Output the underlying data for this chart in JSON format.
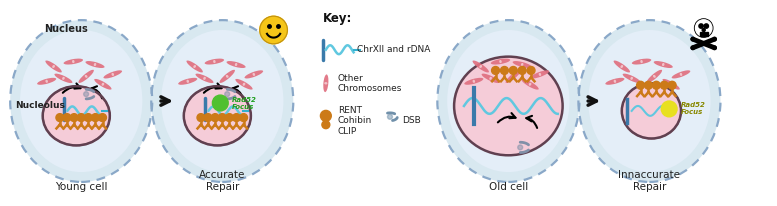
{
  "bg_color": "#ffffff",
  "cell_fill": "#d8e8f0",
  "cell_edge": "#8aA8C8",
  "cell_inner_fill": "#e4eef8",
  "nucleolus_color": "#f5ccd8",
  "chromosome_pink": "#e07080",
  "chromosome_blue": "#3a7aaa",
  "rent_color": "#cc7a18",
  "rad52_green": "#50c030",
  "rad52_yellow": "#e8e020",
  "arrow_color": "#111111",
  "key_title": "Key:",
  "key_chrxii": "ChrXII and rDNA",
  "key_other": "Other\nChromosomes",
  "key_rent": "RENT\nCohibin\nCLIP",
  "key_dsb": "DSB",
  "nucleus_label": "Nucleus",
  "nucleolus_label": "Nucleolus",
  "young_label": "Young cell",
  "accurate_label": "Accurate\nRepair",
  "old_label": "Old cell",
  "innaccurate_label": "Innaccurate\nRepair",
  "smiley_color": "#f5c518",
  "skull_color": "#111111",
  "rDNA_color": "#30b0d0",
  "rDNA_coil_color": "#60c8e0",
  "scissors_color": "#8090a8"
}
####################
### Task description
Transcribe all of the entries word for word, but skip any pictures they contain.

### Task response
Output the underlying data for this chart in JSON format.
{
  "bg_color": "#ffffff",
  "cell_fill": "#d8e8f0",
  "cell_edge": "#8aA8C8",
  "cell_inner_fill": "#e4eef8",
  "nucleolus_color": "#f5ccd8",
  "chromosome_pink": "#e07080",
  "chromosome_blue": "#3a7aaa",
  "rent_color": "#cc7a18",
  "rad52_green": "#50c030",
  "rad52_yellow": "#e8e020",
  "arrow_color": "#111111",
  "key_title": "Key:",
  "key_chrxii": "ChrXII and rDNA",
  "key_other": "Other\nChromosomes",
  "key_rent": "RENT\nCohibin\nCLIP",
  "key_dsb": "DSB",
  "nucleus_label": "Nucleus",
  "nucleolus_label": "Nucleolus",
  "young_label": "Young cell",
  "accurate_label": "Accurate\nRepair",
  "old_label": "Old cell",
  "innaccurate_label": "Innaccurate\nRepair",
  "smiley_color": "#f5c518",
  "skull_color": "#111111",
  "rDNA_color": "#30b0d0",
  "rDNA_coil_color": "#60c8e0",
  "scissors_color": "#8090a8"
}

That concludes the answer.